-- START SUPPLIED DATA --
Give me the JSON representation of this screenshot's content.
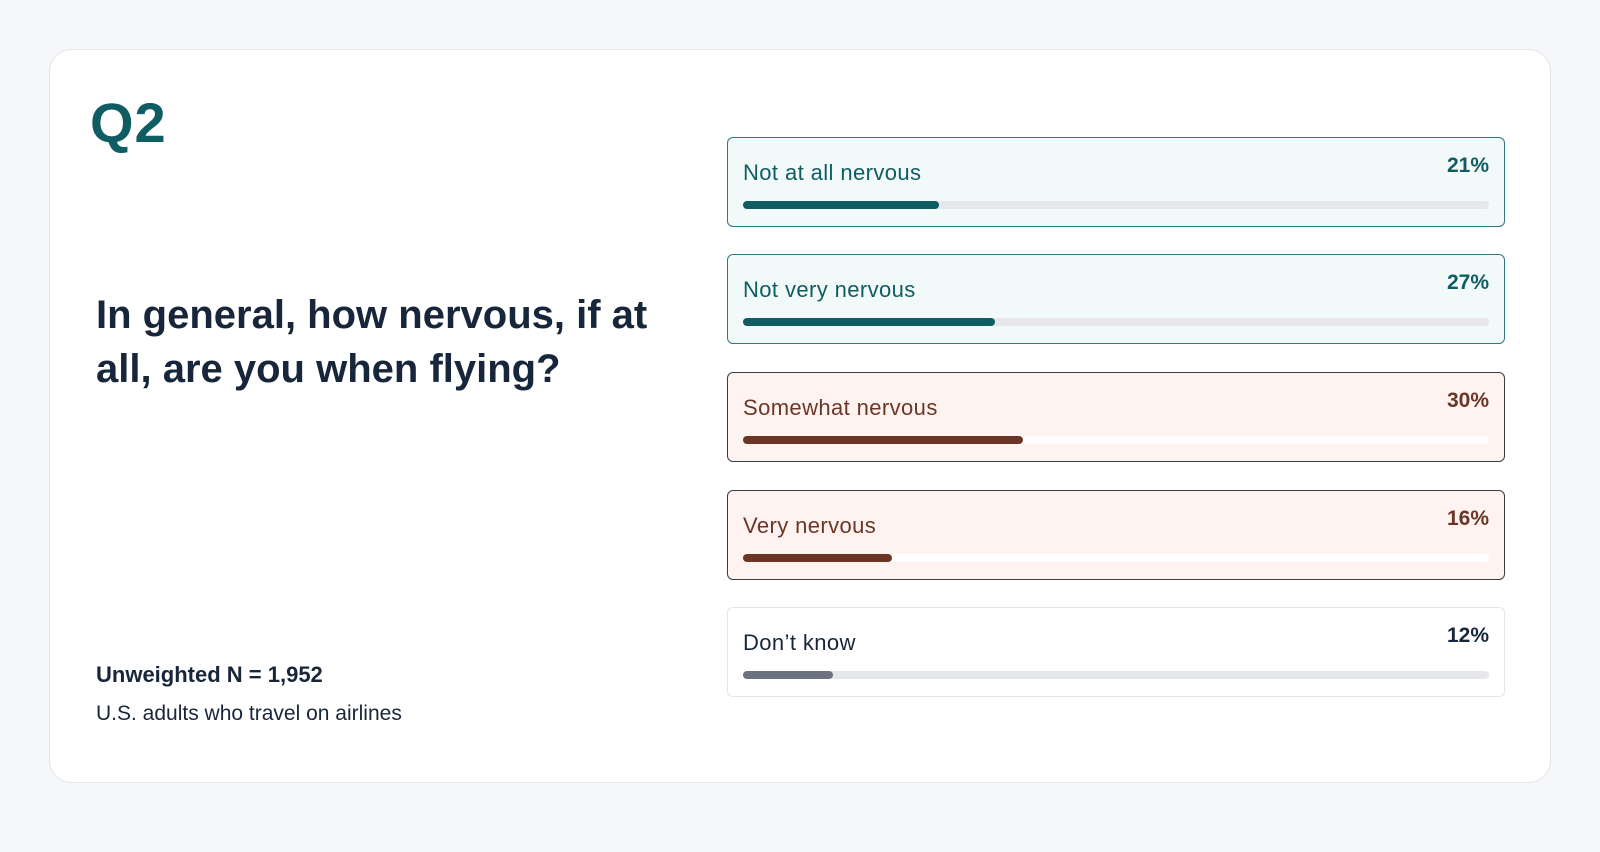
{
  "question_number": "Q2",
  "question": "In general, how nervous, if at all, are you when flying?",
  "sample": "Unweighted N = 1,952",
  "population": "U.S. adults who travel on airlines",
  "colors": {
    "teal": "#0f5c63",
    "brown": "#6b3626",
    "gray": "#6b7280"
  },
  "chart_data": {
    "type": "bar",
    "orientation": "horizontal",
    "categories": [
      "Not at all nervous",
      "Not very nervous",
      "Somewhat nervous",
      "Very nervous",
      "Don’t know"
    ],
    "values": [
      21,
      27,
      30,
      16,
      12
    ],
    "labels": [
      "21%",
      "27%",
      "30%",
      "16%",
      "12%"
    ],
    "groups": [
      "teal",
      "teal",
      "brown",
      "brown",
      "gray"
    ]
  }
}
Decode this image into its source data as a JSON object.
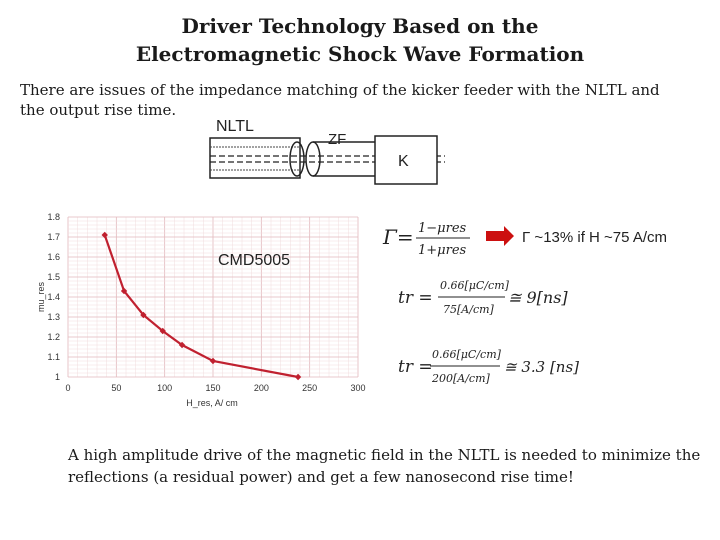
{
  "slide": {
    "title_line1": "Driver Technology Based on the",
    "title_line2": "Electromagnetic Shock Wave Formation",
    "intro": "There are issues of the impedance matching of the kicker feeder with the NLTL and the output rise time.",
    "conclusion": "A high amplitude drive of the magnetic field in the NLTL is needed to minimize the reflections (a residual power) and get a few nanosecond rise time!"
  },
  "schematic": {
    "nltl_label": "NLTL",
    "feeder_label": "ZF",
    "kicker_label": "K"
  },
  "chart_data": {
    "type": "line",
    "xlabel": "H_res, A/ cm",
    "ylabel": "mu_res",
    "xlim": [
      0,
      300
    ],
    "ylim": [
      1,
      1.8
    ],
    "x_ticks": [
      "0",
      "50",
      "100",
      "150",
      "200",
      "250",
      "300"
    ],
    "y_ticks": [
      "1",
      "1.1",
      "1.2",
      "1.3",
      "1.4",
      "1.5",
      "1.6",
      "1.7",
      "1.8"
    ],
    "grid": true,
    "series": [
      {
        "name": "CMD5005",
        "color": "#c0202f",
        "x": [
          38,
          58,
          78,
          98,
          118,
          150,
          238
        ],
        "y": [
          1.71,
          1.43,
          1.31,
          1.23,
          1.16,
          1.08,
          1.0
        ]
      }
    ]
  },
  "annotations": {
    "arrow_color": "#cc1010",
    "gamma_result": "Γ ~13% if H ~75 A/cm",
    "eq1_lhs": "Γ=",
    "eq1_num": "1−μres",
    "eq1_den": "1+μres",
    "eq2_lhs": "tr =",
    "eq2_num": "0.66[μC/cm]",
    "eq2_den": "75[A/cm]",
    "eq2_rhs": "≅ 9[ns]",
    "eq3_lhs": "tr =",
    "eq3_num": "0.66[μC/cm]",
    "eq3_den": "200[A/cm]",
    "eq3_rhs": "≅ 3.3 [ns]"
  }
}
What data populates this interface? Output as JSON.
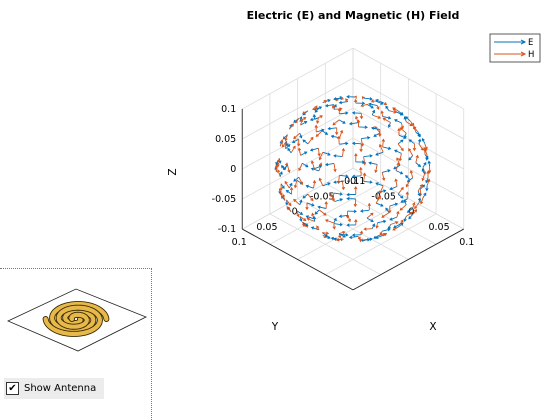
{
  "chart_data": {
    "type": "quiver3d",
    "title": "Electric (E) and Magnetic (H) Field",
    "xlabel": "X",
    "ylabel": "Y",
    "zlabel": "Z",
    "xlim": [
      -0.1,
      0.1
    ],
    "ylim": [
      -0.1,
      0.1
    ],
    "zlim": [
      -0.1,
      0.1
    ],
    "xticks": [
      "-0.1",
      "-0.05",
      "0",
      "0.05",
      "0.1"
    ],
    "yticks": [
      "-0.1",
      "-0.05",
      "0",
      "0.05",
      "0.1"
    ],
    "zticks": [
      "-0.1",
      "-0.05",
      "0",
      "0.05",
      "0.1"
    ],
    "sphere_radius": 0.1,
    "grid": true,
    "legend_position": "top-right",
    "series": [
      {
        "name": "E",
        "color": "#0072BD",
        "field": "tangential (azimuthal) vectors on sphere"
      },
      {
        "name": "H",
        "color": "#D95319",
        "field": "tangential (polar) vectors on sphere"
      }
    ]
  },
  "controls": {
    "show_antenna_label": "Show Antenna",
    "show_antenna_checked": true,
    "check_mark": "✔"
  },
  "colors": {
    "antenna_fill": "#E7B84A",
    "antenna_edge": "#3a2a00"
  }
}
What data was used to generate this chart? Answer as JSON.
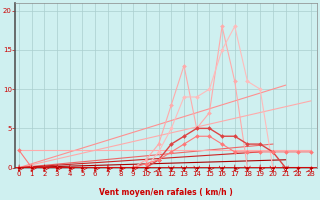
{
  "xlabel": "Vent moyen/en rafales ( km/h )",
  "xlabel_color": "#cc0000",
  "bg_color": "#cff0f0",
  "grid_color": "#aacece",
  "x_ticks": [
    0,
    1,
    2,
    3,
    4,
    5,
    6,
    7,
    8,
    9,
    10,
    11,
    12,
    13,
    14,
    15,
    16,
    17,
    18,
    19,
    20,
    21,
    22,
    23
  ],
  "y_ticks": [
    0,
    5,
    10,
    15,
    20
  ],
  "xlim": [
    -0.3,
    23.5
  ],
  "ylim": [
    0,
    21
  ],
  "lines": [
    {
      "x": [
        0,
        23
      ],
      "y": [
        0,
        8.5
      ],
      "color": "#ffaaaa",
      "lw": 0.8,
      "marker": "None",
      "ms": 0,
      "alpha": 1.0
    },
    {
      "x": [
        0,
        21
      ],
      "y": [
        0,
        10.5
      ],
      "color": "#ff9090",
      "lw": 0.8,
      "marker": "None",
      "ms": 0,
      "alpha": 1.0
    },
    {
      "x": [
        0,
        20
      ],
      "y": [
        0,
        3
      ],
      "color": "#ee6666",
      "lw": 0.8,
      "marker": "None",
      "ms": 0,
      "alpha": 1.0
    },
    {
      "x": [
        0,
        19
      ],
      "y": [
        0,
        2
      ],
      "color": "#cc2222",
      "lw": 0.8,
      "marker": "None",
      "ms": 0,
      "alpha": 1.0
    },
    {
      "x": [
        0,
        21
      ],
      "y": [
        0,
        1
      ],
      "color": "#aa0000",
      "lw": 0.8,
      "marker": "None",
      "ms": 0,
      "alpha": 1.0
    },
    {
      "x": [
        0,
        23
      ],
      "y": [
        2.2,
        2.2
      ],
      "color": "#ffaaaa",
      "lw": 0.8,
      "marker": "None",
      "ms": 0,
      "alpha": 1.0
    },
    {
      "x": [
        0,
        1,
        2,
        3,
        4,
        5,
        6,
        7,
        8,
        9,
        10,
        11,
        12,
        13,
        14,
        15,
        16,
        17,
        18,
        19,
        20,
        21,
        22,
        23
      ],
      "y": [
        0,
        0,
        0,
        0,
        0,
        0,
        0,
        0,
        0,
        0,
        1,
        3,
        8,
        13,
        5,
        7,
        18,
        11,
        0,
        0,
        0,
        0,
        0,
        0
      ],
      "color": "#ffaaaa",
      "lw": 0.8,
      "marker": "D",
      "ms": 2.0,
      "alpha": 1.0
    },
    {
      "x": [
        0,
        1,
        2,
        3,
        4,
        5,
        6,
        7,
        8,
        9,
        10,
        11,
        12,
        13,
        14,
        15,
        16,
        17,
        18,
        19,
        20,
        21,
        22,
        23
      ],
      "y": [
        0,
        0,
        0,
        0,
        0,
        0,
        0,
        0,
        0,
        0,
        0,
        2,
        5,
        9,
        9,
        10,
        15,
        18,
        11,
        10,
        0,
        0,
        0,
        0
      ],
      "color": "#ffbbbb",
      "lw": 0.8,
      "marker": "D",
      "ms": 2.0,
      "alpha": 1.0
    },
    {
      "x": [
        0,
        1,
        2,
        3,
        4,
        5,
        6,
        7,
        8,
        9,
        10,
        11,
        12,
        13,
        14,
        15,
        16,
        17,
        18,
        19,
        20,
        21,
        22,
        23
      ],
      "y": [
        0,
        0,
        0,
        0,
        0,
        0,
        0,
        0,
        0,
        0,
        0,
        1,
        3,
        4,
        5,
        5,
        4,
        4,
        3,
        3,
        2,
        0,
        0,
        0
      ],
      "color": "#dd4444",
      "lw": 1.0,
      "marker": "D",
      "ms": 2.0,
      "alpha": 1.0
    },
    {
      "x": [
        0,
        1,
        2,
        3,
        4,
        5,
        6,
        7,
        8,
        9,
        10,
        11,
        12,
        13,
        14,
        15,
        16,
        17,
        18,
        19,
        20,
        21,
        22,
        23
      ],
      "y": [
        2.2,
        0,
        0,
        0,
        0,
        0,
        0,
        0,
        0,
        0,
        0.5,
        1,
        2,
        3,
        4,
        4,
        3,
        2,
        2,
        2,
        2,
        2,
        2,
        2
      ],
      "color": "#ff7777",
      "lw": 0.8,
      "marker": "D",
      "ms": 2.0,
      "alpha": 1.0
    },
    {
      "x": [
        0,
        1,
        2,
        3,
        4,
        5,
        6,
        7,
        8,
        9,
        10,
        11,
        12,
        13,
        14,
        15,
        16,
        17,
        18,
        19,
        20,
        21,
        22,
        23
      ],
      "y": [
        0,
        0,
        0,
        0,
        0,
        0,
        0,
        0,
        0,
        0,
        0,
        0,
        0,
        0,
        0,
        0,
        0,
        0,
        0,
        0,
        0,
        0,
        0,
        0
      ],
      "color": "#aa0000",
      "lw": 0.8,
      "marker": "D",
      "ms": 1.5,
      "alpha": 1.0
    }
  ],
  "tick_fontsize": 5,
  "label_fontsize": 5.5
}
-- END SUPPLIED DATA --
WRITTEN INSTRUCTION:
Show each line of the listing that holds the string "vectors".

TASK OUTPUT:
        "field": "tangential (azimuthal) vectors on sphere"
        "field": "tangential (polar) vectors on sphere"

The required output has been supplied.